(Stored data entries)
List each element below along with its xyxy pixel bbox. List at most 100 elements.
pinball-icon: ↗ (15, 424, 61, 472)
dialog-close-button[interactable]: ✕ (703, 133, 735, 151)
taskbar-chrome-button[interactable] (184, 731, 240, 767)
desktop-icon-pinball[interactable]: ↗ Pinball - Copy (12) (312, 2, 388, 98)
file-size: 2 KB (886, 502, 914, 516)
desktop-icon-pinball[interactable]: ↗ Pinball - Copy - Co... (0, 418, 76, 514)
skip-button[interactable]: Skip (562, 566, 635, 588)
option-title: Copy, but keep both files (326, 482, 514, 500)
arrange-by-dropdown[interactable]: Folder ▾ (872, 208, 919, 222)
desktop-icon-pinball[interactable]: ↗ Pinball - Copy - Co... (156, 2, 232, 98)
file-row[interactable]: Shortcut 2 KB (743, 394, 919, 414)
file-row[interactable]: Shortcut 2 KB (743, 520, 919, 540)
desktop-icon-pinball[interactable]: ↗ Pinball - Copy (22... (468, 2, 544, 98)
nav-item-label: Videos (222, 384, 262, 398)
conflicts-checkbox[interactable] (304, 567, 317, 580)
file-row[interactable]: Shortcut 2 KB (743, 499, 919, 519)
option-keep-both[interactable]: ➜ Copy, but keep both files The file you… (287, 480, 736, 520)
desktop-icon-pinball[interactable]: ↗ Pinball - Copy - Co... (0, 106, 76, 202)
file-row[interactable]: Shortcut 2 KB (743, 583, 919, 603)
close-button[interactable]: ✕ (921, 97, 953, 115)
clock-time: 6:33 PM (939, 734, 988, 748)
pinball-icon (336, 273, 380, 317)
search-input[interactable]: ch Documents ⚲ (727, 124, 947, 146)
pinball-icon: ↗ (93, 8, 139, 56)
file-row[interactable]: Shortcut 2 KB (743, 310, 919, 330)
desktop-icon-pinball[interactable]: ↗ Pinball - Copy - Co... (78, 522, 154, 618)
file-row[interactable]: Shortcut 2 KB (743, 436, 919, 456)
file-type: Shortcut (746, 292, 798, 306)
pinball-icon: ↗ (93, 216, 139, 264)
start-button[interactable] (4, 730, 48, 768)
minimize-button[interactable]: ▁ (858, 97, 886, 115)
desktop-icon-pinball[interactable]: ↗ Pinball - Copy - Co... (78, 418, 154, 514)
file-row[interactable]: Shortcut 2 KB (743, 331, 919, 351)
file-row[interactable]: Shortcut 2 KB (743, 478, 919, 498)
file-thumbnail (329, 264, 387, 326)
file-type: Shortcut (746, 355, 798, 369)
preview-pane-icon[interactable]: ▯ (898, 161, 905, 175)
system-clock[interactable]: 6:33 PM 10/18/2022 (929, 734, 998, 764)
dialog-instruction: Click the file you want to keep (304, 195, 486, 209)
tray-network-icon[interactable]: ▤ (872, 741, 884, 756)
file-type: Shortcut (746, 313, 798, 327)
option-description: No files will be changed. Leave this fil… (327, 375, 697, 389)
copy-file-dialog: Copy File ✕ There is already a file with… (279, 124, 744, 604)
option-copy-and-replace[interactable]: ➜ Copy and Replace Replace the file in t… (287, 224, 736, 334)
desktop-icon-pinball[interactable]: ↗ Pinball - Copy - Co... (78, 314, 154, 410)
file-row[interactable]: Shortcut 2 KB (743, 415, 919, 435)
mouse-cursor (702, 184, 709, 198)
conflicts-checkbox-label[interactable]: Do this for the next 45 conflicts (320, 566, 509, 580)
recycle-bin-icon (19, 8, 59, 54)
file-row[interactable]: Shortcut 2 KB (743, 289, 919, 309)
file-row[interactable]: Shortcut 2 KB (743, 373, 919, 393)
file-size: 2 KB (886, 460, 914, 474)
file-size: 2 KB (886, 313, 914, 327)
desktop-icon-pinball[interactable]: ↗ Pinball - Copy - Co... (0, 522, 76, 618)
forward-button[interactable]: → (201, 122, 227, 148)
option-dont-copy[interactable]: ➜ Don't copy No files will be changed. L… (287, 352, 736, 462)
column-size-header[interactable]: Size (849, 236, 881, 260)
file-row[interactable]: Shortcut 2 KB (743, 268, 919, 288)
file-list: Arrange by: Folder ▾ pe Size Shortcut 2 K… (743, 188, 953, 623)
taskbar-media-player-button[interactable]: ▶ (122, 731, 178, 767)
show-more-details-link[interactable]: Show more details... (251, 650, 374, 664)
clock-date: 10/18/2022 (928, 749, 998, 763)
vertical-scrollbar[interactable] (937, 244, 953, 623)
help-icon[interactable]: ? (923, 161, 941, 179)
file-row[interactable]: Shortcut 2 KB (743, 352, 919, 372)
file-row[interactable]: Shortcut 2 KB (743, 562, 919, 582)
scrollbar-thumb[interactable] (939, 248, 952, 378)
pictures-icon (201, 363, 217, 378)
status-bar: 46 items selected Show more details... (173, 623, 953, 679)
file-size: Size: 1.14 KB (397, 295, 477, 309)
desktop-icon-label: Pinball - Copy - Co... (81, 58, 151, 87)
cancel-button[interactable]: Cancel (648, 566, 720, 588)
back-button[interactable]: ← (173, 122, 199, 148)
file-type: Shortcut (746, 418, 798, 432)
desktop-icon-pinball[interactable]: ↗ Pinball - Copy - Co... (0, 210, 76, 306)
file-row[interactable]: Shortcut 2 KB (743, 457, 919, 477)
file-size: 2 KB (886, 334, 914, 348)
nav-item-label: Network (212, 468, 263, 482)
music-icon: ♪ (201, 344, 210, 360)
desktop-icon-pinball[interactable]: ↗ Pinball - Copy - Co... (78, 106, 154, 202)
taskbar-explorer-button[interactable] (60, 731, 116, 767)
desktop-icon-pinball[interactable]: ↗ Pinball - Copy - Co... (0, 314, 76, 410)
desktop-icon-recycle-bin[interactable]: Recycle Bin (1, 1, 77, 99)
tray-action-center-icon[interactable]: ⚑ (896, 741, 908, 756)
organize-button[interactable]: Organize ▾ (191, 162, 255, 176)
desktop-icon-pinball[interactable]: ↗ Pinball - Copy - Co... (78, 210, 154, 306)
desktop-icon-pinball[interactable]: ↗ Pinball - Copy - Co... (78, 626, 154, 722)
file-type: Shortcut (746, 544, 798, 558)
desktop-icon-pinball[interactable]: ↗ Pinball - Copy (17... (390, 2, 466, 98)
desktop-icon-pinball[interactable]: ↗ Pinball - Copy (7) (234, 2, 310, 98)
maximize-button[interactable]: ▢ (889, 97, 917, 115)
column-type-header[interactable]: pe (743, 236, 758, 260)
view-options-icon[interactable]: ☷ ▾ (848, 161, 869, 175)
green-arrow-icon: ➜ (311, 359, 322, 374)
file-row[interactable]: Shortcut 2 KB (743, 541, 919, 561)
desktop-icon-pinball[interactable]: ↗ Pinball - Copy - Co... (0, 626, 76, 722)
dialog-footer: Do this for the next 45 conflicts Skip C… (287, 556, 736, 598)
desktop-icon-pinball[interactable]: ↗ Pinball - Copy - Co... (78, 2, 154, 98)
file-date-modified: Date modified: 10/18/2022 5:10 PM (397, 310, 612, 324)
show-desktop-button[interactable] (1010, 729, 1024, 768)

_Exercise description_. Please state how many of the rows above contain the string "label", counting uppercase and lowercase as different. Give only the number.

_Written solution_. 4